◆ WHAT YOU WILL DO:
Copy out the listing that follows, exactly, without its pictures.

◆ RAW RECORDS:
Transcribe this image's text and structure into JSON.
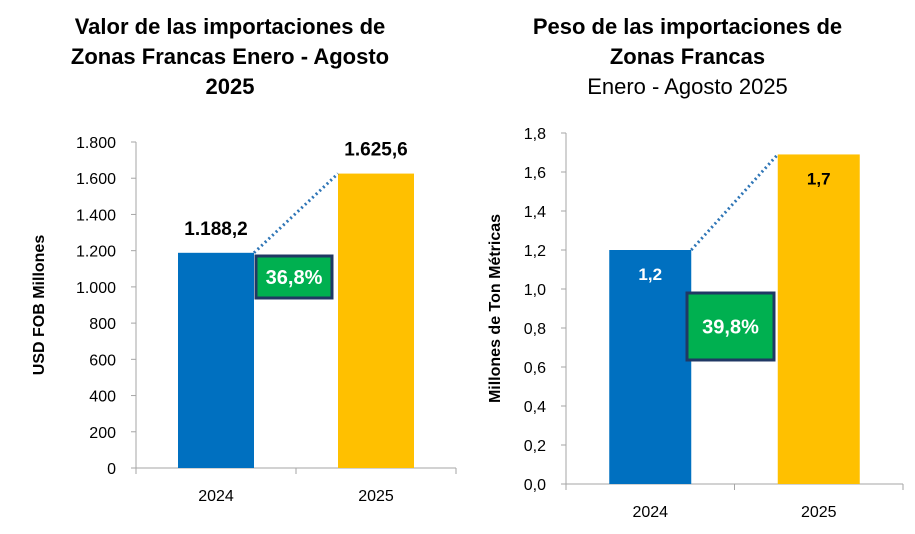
{
  "chart_data": [
    {
      "type": "bar",
      "title": "Valor de las importaciones de Zonas Francas Enero - Agosto 2025",
      "title_lines": [
        "Valor de las importaciones de",
        "Zonas Francas Enero - Agosto",
        "2025"
      ],
      "subtitle": "",
      "ylabel": "USD FOB Millones",
      "xlabel": "",
      "categories": [
        "2024",
        "2025"
      ],
      "values": [
        1188.2,
        1625.6
      ],
      "value_labels": [
        "1.188,2",
        "1.625,6"
      ],
      "bar_colors": [
        "#0070C0",
        "#FFC000"
      ],
      "ylim": [
        0,
        1800
      ],
      "yticks": [
        0,
        200,
        400,
        600,
        800,
        1000,
        1200,
        1400,
        1600,
        1800
      ],
      "ytick_labels": [
        "0",
        "200",
        "400",
        "600",
        "800",
        "1.000",
        "1.200",
        "1.400",
        "1.600",
        "1.800"
      ],
      "growth_label": "36,8%",
      "growth_color": "#00B050",
      "grid": false
    },
    {
      "type": "bar",
      "title": "Peso de las importaciones de Zonas Francas",
      "title_lines": [
        "Peso de las importaciones de",
        "Zonas Francas"
      ],
      "subtitle": "Enero - Agosto 2025",
      "ylabel": "Millones de Ton Métricas",
      "xlabel": "",
      "categories": [
        "2024",
        "2025"
      ],
      "values": [
        1.2,
        1.69
      ],
      "value_labels": [
        "1,2",
        "1,7"
      ],
      "bar_colors": [
        "#0070C0",
        "#FFC000"
      ],
      "ylim": [
        0,
        1.8
      ],
      "yticks": [
        0,
        0.2,
        0.4,
        0.6,
        0.8,
        1.0,
        1.2,
        1.4,
        1.6,
        1.8
      ],
      "ytick_labels": [
        "0,0",
        "0,2",
        "0,4",
        "0,6",
        "0,8",
        "1,0",
        "1,2",
        "1,4",
        "1,6",
        "1,8"
      ],
      "growth_label": "39,8%",
      "growth_color": "#00B050",
      "grid": false
    }
  ]
}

◆ EXERCISE RESULT:
Transcribe this image's text and structure into JSON.
{
  "chart_data": [
    {
      "type": "bar",
      "title": "Valor de las importaciones de Zonas Francas Enero - Agosto 2025",
      "title_lines": [
        "Valor de las importaciones de",
        "Zonas Francas Enero - Agosto",
        "2025"
      ],
      "subtitle": "",
      "ylabel": "USD FOB Millones",
      "xlabel": "",
      "categories": [
        "2024",
        "2025"
      ],
      "values": [
        1188.2,
        1625.6
      ],
      "value_labels": [
        "1.188,2",
        "1.625,6"
      ],
      "bar_colors": [
        "#0070C0",
        "#FFC000"
      ],
      "ylim": [
        0,
        1800
      ],
      "yticks": [
        0,
        200,
        400,
        600,
        800,
        1000,
        1200,
        1400,
        1600,
        1800
      ],
      "ytick_labels": [
        "0",
        "200",
        "400",
        "600",
        "800",
        "1.000",
        "1.200",
        "1.400",
        "1.600",
        "1.800"
      ],
      "growth_label": "36,8%",
      "growth_color": "#00B050",
      "grid": false
    },
    {
      "type": "bar",
      "title": "Peso de las importaciones de Zonas Francas",
      "title_lines": [
        "Peso de las importaciones de",
        "Zonas Francas"
      ],
      "subtitle": "Enero - Agosto 2025",
      "ylabel": "Millones de Ton Métricas",
      "xlabel": "",
      "categories": [
        "2024",
        "2025"
      ],
      "values": [
        1.2,
        1.69
      ],
      "value_labels": [
        "1,2",
        "1,7"
      ],
      "bar_colors": [
        "#0070C0",
        "#FFC000"
      ],
      "ylim": [
        0,
        1.8
      ],
      "yticks": [
        0,
        0.2,
        0.4,
        0.6,
        0.8,
        1.0,
        1.2,
        1.4,
        1.6,
        1.8
      ],
      "ytick_labels": [
        "0,0",
        "0,2",
        "0,4",
        "0,6",
        "0,8",
        "1,0",
        "1,2",
        "1,4",
        "1,6",
        "1,8"
      ],
      "growth_label": "39,8%",
      "growth_color": "#00B050",
      "grid": false
    }
  ]
}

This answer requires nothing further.